Exercise goal
Isolate every line in the records below with "inventarios" in it.

Provided data
◇ ◇ ◇ ◇ ◇
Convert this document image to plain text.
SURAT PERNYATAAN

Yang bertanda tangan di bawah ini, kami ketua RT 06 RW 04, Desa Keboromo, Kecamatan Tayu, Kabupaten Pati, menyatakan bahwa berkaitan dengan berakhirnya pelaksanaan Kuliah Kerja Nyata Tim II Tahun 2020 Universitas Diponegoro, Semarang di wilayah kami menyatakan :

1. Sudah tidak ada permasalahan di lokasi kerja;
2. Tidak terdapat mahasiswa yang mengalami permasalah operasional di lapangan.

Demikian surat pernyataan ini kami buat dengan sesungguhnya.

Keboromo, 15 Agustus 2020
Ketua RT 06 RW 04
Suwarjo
◇ ◇ ◇ ◇ ◇
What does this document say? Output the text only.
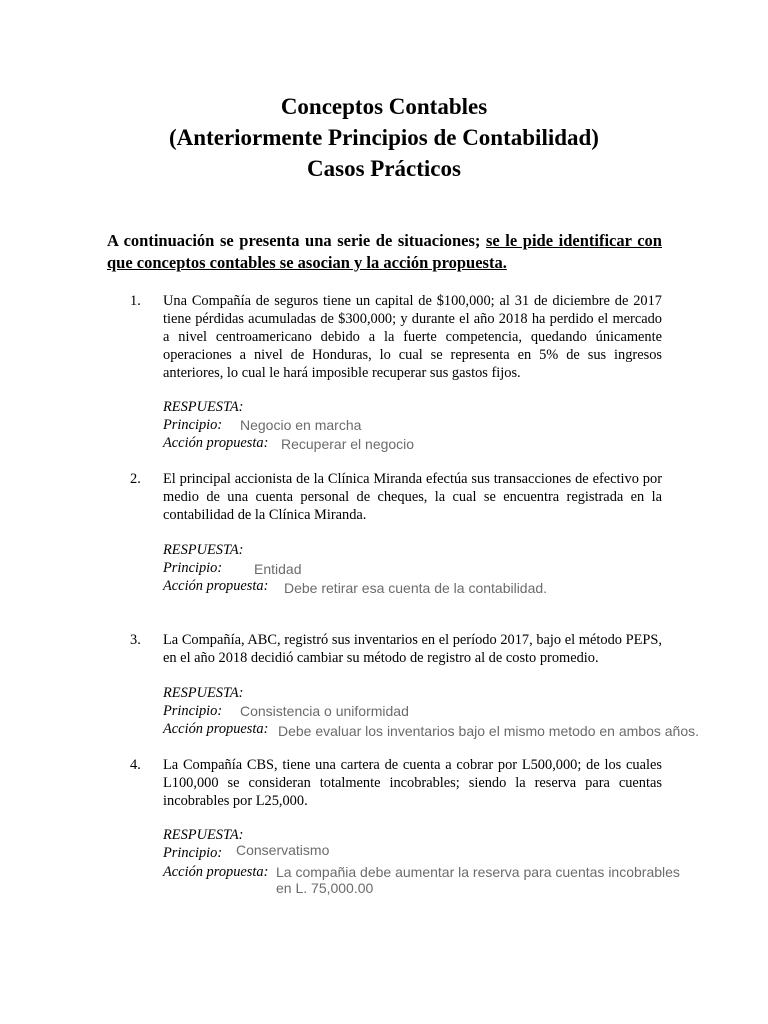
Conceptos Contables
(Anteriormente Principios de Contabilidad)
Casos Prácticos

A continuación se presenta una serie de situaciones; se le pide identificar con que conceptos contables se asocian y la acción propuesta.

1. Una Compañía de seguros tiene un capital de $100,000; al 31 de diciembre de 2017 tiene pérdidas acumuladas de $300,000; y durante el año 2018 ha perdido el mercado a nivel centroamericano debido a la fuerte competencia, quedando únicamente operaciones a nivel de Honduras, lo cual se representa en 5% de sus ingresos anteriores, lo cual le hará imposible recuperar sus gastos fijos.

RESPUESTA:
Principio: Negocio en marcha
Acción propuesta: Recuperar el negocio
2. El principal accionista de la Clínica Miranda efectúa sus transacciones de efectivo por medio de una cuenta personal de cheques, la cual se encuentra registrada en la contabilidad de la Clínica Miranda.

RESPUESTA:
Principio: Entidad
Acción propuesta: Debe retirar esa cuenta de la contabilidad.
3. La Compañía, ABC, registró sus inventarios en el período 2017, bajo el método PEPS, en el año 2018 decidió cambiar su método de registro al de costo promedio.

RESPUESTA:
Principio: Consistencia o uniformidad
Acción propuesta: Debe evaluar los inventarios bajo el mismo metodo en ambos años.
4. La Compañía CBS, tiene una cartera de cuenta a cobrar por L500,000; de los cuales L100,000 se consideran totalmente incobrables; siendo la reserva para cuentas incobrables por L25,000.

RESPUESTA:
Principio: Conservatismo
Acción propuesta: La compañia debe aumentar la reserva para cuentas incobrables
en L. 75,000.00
◇ ◇ ◇ ◇ ◇
Finished exercise
3. La Compañía, ABC, registró sus inventarios en el período 2017, bajo el método PEPS, en el año 2018 decidió cambiar su método de registro al de costo promedio.
Acción propuesta: Debe evaluar los inventarios bajo el mismo metodo en ambos años.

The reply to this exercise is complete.